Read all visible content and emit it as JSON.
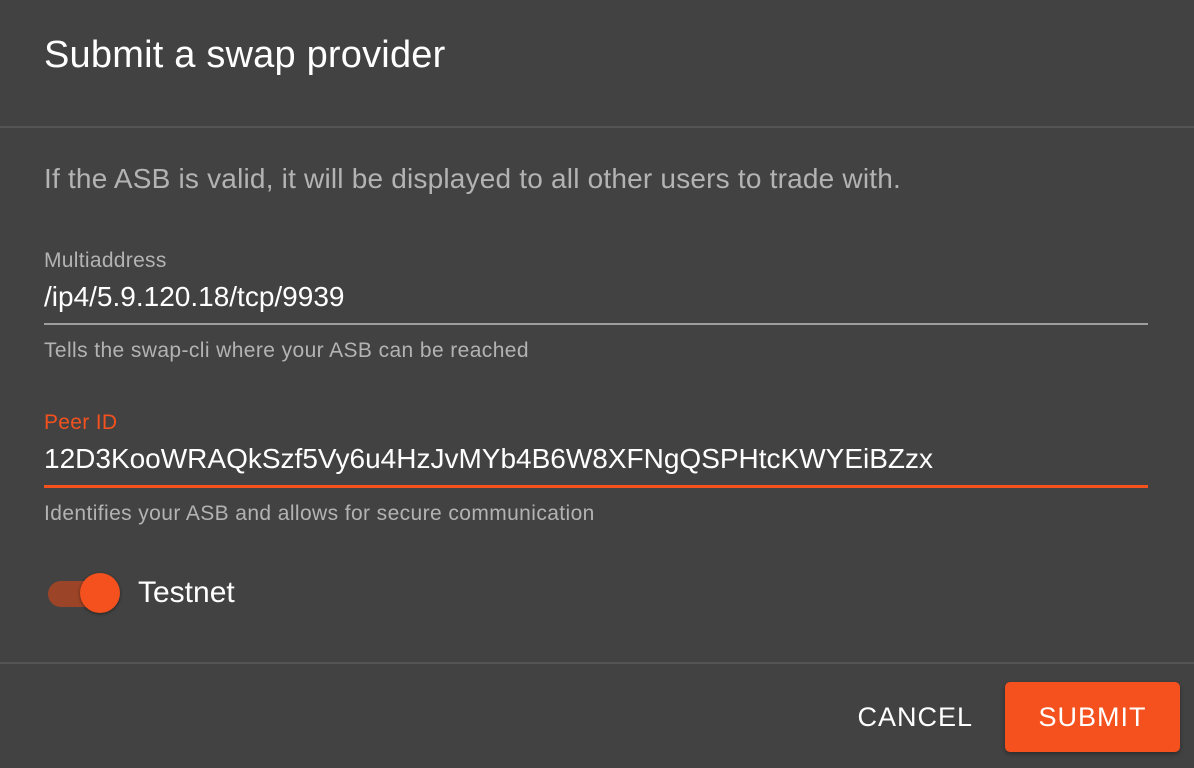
{
  "dialog": {
    "title": "Submit a swap provider",
    "description": "If the ASB is valid, it will be displayed to all other users to trade with."
  },
  "fields": {
    "multiaddress": {
      "label": "Multiaddress",
      "value": "/ip4/5.9.120.18/tcp/9939",
      "helper": "Tells the swap-cli where your ASB can be reached"
    },
    "peer_id": {
      "label": "Peer ID",
      "value": "12D3KooWRAQkSzf5Vy6u4HzJvMYb4B6W8XFNgQSPHtcKWYEiBZzx",
      "helper": "Identifies your ASB and allows for secure communication",
      "focused": true
    }
  },
  "testnet_switch": {
    "label": "Testnet",
    "checked": true
  },
  "actions": {
    "cancel_label": "CANCEL",
    "submit_label": "SUBMIT"
  },
  "colors": {
    "accent": "#f4511e",
    "background": "#424242",
    "secondary_text": "#b3b3b3"
  }
}
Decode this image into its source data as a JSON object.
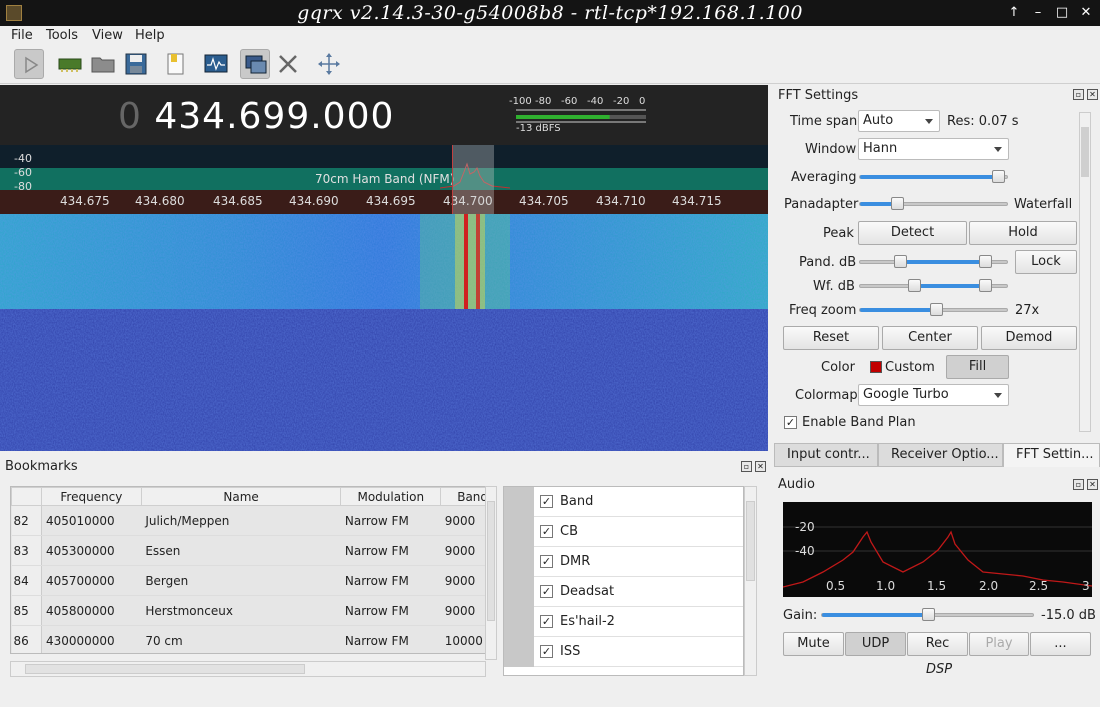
-- -- --
Repeat the records above verbatim, with no pictures in the result.

Read all visible content and emit it as JSON.
{
  "dialog": {
    "title": "Submit a swap provider",
    "description": "If the ASB is valid, it will be displayed to all other users to trade with."
  },
  "fields": {
    "multiaddress": {
      "label": "Multiaddress",
      "value": "/ip4/5.9.120.18/tcp/9939",
      "helper": "Tells the swap-cli where your ASB can be reached"
    },
    "peer_id": {
      "label": "Peer ID",
      "value": "12D3KooWRAQkSzf5Vy6u4HzJvMYb4B6W8XFNgQSPHtcKWYEiBZzx",
      "helper": "Identifies your ASB and allows for secure communication",
      "focused": true
    }
  },
  "testnet_switch": {
    "label": "Testnet",
    "checked": true
  },
  "actions": {
    "cancel_label": "CANCEL",
    "submit_label": "SUBMIT"
  },
  "colors": {
    "accent": "#f4511e",
    "background": "#424242",
    "secondary_text": "#b3b3b3"
  }
}
Decode this image into its source data as a JSON object.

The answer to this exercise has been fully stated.